### Brief:
Sort through the listing below and keep each line with the word "Progenitors". Copy those.

### Task material:
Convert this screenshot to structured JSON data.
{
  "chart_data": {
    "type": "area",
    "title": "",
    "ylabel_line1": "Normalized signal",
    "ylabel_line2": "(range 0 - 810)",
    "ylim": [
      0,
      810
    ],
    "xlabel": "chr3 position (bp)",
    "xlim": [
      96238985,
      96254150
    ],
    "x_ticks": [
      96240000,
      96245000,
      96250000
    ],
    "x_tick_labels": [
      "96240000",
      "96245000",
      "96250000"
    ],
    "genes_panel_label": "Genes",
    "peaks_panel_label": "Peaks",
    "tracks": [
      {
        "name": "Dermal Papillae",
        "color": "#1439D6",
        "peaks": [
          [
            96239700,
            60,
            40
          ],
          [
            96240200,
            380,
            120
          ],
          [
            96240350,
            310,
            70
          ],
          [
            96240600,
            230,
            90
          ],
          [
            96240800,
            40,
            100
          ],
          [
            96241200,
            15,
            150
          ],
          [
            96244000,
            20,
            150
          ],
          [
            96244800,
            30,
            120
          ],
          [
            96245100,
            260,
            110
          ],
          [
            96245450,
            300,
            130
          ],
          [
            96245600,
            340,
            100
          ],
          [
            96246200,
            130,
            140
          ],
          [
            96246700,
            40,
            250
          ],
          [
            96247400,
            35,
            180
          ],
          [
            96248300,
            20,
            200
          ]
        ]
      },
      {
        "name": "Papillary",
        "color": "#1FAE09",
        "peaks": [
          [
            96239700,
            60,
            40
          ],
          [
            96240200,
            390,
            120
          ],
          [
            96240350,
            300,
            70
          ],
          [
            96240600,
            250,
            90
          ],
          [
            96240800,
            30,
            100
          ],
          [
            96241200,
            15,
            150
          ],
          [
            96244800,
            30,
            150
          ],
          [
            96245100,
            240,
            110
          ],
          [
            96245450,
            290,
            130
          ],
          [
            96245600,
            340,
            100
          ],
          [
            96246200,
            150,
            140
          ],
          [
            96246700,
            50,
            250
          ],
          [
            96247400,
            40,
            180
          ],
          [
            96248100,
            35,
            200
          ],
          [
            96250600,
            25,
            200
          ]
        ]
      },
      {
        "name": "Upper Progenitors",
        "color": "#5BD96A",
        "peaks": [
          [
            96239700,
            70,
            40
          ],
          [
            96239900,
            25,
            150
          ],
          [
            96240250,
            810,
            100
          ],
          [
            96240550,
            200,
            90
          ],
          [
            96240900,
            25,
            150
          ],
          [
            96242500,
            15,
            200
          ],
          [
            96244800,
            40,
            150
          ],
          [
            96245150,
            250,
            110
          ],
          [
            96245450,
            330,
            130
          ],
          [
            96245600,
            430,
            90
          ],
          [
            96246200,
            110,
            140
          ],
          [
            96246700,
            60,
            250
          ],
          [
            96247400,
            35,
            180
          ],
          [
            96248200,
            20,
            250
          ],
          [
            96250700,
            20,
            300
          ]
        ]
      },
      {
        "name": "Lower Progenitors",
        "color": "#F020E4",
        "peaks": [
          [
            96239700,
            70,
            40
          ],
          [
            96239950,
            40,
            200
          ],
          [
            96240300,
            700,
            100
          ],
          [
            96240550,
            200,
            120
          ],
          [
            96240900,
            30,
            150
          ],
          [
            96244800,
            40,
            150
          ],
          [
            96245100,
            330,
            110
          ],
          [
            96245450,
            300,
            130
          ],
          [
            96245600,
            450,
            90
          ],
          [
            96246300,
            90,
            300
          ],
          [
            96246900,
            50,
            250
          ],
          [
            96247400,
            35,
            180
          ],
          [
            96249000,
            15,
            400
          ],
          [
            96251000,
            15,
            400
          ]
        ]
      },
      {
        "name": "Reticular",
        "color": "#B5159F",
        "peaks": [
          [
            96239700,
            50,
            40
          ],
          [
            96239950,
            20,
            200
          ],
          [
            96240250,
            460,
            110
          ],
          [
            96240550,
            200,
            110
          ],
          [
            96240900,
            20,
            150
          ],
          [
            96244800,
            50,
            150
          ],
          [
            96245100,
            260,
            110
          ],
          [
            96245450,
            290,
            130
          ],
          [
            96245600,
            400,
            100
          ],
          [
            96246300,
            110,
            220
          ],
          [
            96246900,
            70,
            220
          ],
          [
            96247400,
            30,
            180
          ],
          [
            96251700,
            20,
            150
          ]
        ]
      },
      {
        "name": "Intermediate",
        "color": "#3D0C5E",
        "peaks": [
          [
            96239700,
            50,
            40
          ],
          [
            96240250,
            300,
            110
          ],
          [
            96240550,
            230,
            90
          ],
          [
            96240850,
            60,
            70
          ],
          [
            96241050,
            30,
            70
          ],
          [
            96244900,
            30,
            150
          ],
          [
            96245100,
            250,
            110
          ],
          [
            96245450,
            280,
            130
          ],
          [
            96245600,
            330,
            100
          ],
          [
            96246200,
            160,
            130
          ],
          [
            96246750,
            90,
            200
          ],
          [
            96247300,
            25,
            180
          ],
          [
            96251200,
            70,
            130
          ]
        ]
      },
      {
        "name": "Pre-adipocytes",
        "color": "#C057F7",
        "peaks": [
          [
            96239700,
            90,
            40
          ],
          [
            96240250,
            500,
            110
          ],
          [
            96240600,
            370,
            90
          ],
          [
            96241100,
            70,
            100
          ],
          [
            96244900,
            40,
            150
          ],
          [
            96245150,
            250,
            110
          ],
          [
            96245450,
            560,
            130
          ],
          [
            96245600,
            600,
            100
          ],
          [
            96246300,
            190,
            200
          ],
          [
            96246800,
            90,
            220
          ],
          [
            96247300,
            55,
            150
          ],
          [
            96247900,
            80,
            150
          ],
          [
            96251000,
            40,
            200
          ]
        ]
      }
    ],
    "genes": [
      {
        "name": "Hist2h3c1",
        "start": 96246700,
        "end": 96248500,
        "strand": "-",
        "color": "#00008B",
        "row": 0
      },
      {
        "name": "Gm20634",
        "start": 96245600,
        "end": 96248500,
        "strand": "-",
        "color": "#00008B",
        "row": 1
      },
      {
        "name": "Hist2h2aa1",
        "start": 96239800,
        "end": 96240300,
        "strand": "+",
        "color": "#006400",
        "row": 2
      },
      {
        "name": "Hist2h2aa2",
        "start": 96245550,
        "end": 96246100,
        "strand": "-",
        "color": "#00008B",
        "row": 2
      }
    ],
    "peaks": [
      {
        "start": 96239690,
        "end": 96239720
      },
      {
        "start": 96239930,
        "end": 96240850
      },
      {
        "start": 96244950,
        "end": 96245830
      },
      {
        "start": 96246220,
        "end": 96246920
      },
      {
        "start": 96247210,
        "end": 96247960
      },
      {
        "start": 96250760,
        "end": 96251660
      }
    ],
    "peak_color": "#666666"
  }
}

### Answer box:
        "name": "Upper Progenitors",
        "name": "Lower Progenitors",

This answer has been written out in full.